• **Information shown**:
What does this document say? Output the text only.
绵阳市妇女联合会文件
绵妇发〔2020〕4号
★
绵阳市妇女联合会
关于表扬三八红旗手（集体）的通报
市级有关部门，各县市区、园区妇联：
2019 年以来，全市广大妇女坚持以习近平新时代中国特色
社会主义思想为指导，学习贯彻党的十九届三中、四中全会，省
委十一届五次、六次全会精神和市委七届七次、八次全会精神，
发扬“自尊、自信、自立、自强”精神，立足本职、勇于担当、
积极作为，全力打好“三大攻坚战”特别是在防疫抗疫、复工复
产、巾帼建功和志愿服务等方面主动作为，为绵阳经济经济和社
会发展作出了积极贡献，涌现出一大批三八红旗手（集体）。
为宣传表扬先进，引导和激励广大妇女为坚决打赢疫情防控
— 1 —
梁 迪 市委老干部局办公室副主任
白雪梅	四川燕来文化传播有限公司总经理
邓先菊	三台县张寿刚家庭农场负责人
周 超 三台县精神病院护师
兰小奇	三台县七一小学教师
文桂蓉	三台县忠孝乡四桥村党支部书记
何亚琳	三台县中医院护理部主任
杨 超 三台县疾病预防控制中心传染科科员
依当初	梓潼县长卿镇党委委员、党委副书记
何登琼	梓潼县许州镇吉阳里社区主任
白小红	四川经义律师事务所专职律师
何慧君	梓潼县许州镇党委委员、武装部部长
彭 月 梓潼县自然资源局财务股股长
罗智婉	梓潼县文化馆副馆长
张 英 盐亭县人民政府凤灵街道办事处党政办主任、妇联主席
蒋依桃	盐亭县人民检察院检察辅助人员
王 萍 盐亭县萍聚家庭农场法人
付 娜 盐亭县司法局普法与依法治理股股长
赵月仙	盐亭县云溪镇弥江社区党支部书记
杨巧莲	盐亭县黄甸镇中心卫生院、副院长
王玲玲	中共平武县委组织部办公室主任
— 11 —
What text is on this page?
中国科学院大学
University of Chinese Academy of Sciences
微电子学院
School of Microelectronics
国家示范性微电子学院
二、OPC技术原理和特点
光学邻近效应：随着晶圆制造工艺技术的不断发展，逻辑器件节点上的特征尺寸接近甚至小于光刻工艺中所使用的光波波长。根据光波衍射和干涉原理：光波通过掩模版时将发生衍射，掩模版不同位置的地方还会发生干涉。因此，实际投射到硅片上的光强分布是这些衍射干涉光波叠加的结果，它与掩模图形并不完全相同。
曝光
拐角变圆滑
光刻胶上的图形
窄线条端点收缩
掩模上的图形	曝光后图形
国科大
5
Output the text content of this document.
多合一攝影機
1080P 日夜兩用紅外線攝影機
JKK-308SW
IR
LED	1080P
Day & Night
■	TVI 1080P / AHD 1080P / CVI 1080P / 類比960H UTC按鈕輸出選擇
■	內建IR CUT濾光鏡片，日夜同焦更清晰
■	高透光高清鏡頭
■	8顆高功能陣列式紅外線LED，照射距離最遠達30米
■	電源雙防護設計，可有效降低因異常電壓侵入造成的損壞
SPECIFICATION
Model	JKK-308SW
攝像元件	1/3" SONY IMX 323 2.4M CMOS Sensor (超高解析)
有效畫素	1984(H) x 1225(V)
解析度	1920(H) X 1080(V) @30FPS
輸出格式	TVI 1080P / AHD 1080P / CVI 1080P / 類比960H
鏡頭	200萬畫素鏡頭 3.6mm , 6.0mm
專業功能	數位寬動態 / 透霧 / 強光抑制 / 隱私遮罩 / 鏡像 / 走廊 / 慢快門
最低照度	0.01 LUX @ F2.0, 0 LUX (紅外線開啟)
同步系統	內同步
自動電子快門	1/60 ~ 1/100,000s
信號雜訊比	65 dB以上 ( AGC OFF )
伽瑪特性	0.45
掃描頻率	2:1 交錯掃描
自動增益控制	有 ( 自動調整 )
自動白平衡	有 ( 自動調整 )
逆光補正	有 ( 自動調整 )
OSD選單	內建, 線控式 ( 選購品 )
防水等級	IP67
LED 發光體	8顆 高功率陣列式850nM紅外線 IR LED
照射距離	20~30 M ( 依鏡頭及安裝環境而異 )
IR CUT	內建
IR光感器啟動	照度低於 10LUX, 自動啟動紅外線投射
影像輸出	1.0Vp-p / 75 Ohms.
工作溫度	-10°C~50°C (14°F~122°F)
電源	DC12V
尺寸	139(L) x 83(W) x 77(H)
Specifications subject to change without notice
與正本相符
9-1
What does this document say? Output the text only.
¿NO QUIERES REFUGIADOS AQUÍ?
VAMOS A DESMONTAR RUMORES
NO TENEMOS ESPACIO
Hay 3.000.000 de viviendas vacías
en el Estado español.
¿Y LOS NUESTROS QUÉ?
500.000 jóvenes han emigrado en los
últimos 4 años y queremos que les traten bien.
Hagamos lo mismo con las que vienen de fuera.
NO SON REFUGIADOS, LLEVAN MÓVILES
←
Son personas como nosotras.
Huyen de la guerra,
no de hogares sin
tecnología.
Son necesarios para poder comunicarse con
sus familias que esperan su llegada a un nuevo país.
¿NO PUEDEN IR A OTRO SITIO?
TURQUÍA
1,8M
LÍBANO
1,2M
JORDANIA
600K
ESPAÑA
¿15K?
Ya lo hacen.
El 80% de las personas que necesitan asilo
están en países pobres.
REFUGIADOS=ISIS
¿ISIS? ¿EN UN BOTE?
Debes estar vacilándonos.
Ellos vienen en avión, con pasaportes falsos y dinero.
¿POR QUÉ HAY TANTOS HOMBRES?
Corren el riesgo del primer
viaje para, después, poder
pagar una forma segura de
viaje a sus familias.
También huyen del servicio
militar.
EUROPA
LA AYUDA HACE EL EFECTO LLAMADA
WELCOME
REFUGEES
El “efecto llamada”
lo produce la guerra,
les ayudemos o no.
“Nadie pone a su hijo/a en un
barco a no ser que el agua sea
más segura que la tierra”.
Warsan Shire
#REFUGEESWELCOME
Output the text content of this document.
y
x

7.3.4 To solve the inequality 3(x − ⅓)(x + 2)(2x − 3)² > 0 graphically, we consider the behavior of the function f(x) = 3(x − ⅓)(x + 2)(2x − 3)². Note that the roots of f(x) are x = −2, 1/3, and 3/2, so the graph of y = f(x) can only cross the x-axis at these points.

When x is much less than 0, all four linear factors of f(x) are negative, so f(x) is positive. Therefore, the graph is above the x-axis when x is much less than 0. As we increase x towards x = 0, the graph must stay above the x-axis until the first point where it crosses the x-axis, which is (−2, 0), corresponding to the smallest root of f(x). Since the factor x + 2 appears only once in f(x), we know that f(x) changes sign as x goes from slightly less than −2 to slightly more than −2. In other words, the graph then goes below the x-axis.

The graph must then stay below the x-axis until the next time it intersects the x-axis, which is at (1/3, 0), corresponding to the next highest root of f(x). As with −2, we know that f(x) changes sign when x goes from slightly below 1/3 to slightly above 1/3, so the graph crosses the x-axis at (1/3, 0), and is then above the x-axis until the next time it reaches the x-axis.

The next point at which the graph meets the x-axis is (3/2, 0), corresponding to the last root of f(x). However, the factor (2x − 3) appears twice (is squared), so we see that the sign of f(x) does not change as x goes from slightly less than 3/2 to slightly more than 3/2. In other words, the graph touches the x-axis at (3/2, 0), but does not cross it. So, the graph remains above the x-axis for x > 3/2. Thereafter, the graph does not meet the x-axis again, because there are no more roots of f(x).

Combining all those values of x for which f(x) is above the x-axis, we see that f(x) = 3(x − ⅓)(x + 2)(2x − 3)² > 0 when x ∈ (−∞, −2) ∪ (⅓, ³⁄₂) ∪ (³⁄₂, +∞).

• **What you need to do**:
Gather from the records above every line containing the string "words".

• **Solution to this exercise**:
When x is much less than 0, all four linear factors of f(x) are negative, so f(x) is positive. Therefore, the graph is above the x-axis when x is much less than 0. As we increase x towards x = 0, the graph must stay above the x-axis until the first point where it crosses the x-axis, which is (−2, 0), corresponding to the smallest root of f(x). Since the factor x + 2 appears only once in f(x), we know that f(x) changes sign as x goes from slightly less than −2 to slightly more than −2. In other words, the graph then goes below the x-axis.
The next point at which the graph meets the x-axis is (3/2, 0), corresponding to the last root of f(x). However, the factor (2x − 3) appears twice (is squared), so we see that the sign of f(x) does not change as x goes from slightly less than 3/2 to slightly more than 3/2. In other words, the graph touches the x-axis at (3/2, 0), but does not cross it. So, the graph remains above the x-axis for x > 3/2. Thereafter, the graph does not meet the x-axis again, because there are no more roots of f(x).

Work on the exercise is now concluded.